* **Task statement**: Go through the listing and pick out each line with the word "выявления" in it.

* **Stored rows**:

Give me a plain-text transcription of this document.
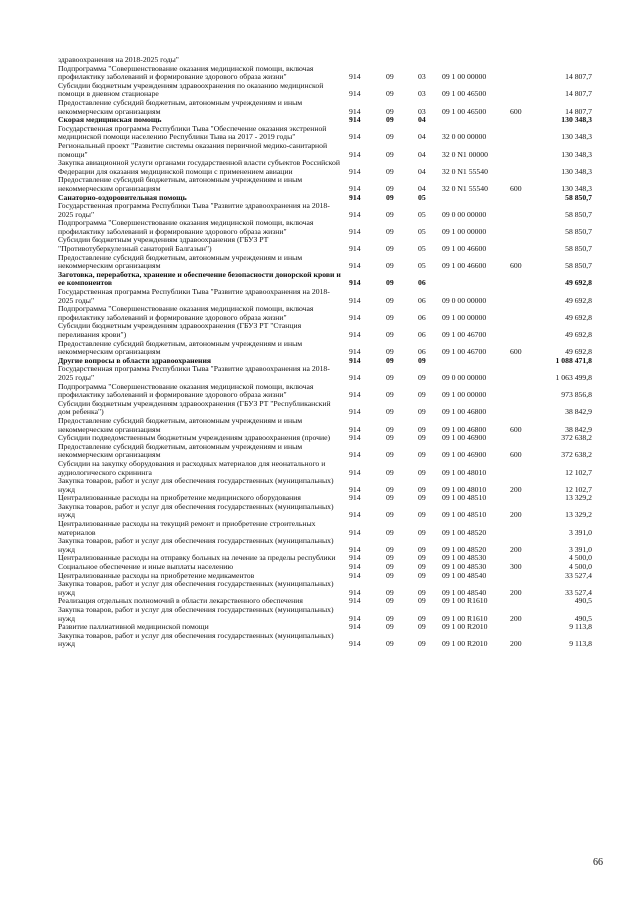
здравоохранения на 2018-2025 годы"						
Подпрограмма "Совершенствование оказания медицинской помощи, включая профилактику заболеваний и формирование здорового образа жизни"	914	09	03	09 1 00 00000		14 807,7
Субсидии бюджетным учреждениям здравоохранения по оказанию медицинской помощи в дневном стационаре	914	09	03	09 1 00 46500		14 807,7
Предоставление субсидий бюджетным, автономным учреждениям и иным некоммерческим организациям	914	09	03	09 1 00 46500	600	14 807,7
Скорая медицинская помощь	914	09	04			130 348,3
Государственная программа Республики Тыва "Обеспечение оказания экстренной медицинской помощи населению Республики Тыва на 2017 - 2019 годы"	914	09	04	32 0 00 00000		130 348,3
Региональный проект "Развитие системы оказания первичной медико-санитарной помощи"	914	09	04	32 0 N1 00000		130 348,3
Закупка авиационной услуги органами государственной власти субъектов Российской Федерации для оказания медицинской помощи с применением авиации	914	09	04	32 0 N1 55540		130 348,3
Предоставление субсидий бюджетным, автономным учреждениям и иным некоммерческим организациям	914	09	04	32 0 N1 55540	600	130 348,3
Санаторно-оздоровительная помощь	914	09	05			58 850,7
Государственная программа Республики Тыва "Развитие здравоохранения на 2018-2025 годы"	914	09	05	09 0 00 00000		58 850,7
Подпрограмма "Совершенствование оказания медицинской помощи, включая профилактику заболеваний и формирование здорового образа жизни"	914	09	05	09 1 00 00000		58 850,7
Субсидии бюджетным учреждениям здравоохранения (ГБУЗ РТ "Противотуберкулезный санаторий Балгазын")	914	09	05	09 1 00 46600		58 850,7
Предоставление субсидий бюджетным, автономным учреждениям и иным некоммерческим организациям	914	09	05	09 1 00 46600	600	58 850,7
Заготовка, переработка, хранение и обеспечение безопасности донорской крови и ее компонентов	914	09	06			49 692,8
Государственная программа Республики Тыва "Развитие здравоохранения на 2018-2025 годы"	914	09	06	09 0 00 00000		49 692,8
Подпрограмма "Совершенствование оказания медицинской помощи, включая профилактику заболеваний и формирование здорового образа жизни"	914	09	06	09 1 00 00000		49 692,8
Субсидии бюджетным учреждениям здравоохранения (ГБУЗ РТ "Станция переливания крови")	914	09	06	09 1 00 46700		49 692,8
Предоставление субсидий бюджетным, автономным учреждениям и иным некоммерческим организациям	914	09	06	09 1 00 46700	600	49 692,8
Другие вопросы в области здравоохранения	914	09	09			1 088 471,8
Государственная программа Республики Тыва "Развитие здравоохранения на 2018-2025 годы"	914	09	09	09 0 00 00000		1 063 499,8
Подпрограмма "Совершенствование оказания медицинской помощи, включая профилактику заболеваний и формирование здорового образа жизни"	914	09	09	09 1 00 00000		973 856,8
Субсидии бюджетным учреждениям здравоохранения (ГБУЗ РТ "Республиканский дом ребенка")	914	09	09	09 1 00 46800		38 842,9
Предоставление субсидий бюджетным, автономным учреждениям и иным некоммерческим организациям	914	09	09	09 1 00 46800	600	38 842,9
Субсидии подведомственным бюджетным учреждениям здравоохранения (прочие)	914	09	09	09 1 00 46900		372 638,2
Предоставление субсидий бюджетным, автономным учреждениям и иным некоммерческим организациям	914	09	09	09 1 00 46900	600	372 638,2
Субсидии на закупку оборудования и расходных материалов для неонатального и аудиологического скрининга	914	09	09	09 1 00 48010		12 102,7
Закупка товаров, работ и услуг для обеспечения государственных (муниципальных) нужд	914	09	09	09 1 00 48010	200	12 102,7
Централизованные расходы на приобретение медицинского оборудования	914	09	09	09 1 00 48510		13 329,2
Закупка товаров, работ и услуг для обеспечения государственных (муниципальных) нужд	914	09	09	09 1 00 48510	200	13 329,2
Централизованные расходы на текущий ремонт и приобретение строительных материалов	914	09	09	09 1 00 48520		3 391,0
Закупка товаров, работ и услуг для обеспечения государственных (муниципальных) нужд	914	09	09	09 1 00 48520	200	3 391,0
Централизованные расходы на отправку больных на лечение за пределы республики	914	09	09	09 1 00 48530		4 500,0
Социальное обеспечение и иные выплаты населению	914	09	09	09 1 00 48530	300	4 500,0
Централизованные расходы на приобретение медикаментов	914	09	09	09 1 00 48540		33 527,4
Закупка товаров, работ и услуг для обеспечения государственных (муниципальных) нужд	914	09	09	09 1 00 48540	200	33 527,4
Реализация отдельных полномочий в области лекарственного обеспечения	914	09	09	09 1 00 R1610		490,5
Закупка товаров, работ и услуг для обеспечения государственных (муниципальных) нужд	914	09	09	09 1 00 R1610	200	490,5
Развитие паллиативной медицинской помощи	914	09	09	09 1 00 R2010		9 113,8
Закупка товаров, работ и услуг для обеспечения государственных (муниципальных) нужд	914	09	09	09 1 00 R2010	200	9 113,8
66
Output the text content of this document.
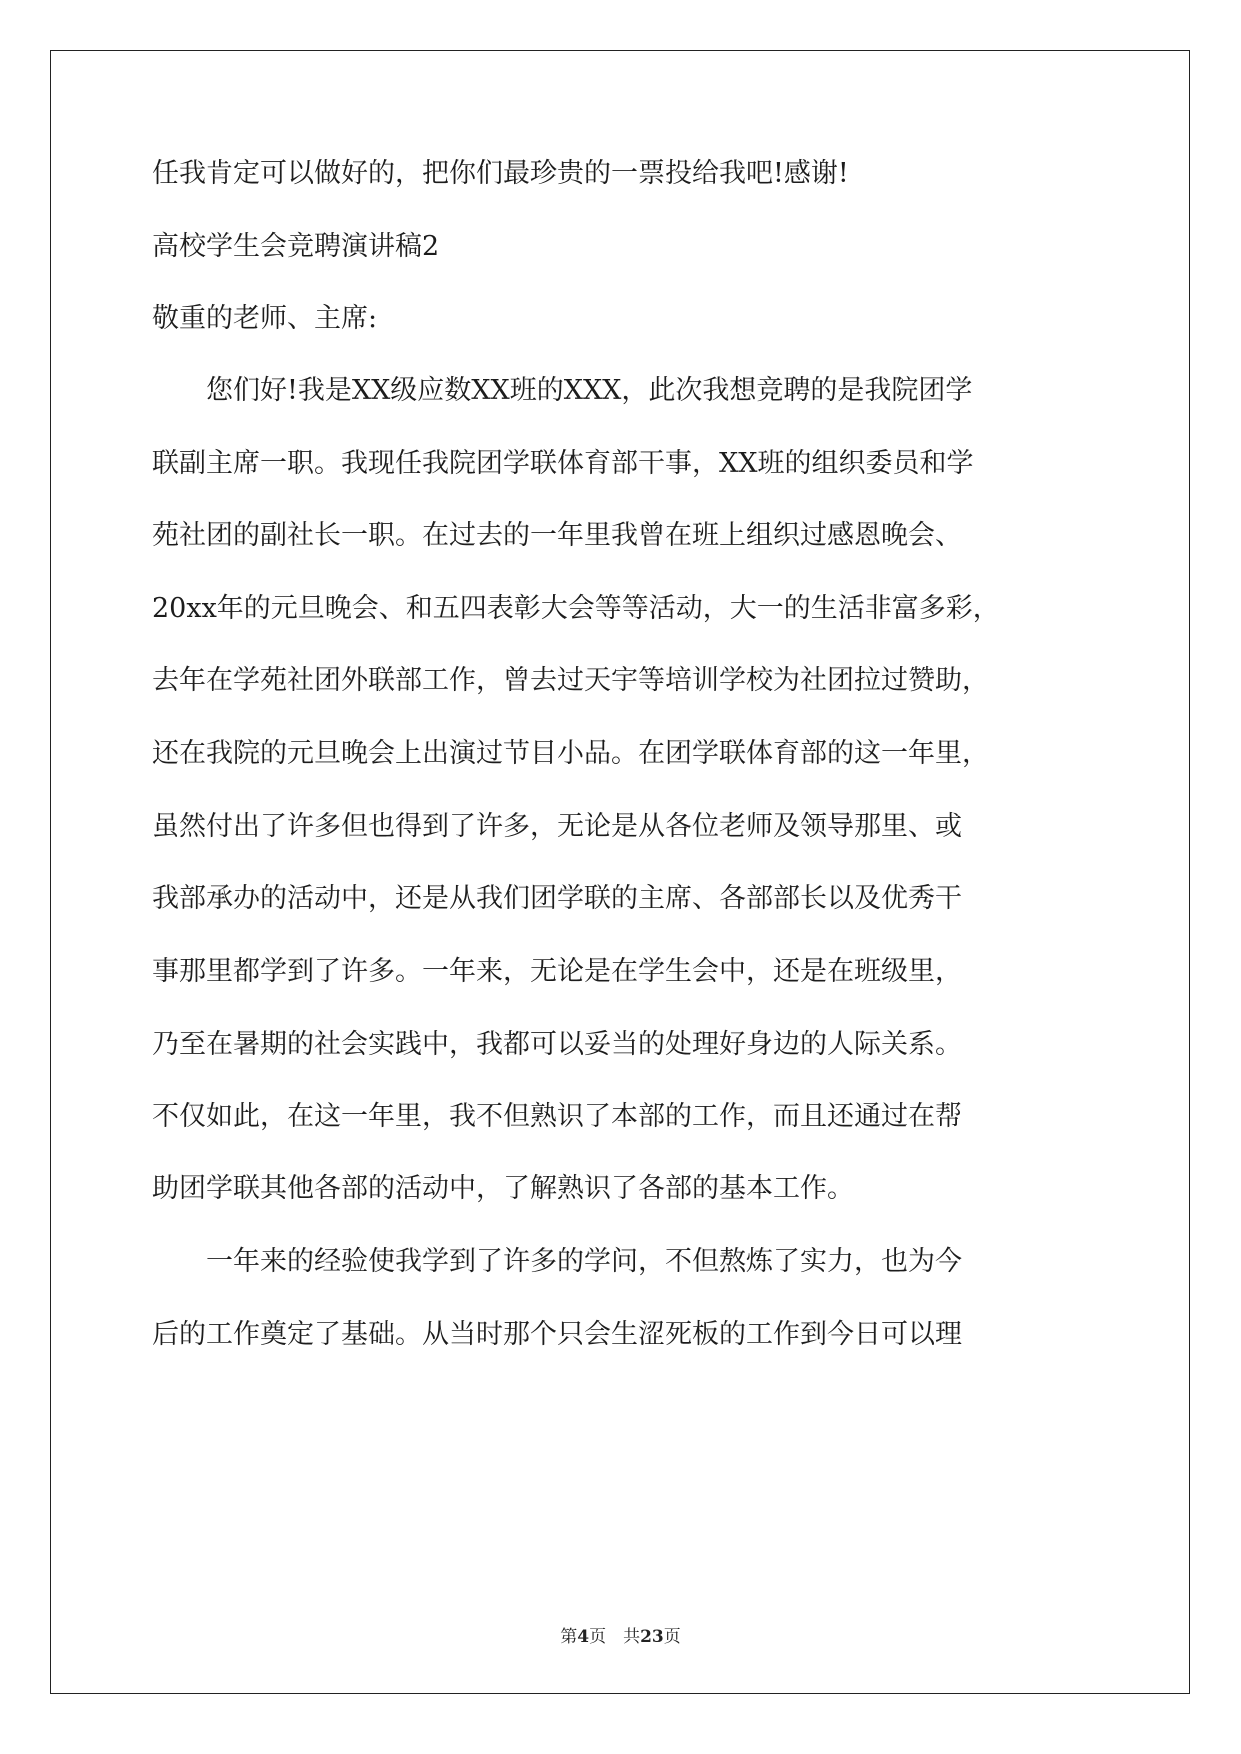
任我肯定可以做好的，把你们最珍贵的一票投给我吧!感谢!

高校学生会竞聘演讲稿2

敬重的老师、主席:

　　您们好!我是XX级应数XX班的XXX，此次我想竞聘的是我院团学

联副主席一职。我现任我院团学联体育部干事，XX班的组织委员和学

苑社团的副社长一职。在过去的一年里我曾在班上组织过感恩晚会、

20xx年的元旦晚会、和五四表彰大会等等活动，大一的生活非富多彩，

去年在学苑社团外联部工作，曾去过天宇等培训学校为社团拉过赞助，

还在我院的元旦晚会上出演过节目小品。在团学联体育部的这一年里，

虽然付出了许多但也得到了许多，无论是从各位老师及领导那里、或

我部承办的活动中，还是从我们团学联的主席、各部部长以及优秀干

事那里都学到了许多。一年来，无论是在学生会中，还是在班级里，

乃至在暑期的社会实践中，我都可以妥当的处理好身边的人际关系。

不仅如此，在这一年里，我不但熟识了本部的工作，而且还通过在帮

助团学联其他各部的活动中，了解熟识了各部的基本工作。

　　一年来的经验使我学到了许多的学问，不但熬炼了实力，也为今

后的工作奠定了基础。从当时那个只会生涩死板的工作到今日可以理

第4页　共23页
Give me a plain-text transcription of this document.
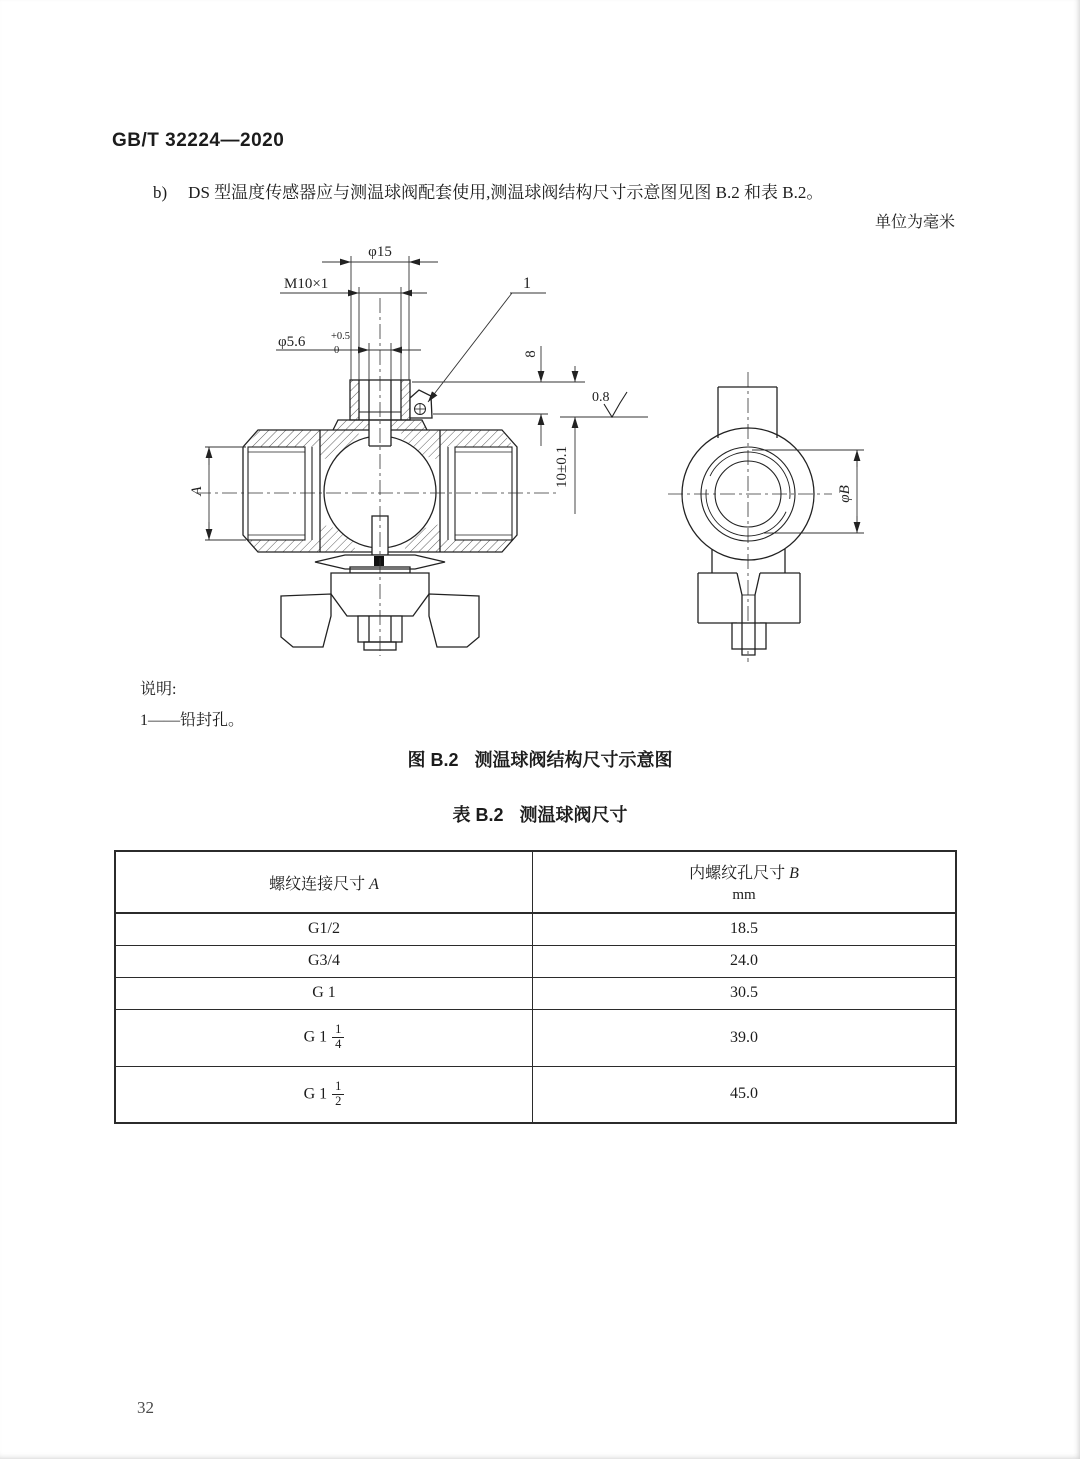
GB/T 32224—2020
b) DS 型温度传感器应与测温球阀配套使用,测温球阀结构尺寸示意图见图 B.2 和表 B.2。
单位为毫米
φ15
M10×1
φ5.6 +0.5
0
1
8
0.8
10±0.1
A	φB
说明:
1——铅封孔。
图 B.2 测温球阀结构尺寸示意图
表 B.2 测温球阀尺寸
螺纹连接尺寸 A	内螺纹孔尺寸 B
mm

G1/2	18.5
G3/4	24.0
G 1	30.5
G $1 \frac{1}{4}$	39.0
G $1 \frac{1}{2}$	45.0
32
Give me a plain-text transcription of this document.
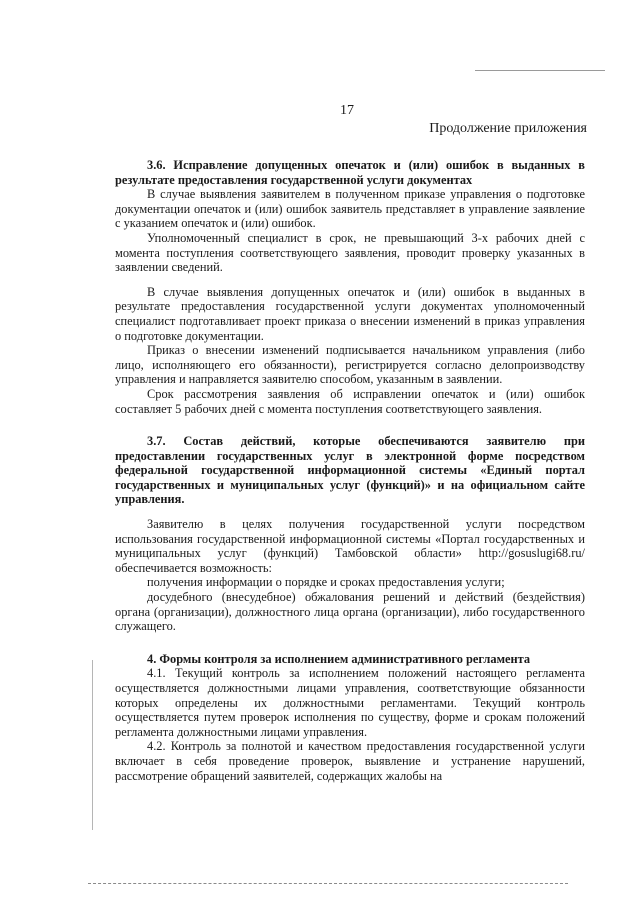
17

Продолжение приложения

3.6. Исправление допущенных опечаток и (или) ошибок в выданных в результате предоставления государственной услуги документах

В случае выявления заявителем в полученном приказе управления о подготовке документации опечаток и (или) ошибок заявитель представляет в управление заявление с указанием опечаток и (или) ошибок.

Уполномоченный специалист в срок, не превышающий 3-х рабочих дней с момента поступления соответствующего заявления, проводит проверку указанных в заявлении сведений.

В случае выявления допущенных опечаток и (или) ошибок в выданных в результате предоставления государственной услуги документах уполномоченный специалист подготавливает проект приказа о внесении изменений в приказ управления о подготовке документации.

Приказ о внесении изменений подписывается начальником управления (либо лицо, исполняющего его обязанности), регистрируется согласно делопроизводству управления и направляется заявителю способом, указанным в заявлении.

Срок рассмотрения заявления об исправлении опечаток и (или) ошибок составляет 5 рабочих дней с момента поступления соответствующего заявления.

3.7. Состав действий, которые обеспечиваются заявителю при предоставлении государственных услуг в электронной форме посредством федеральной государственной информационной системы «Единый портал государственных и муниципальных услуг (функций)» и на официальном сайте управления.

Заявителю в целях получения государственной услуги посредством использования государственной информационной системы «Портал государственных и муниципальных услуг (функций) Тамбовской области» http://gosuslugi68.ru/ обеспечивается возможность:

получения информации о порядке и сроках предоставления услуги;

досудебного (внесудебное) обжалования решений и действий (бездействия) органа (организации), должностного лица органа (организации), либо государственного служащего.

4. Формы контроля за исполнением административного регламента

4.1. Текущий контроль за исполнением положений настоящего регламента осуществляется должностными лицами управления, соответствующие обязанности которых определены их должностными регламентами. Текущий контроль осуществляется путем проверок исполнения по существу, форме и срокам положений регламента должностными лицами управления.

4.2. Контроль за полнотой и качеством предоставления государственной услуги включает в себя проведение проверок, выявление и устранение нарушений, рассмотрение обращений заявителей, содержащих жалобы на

* **Answer to the exercise**:
В случае выявления заявителем в полученном приказе управления о подготовке документации опечаток и (или) ошибок заявитель представляет в управление заявление с указанием опечаток и (или) ошибок.
В случае выявления допущенных опечаток и (или) ошибок в выданных в результате предоставления государственной услуги документах уполномоченный специалист подготавливает проект приказа о внесении изменений в приказ управления о подготовке документации.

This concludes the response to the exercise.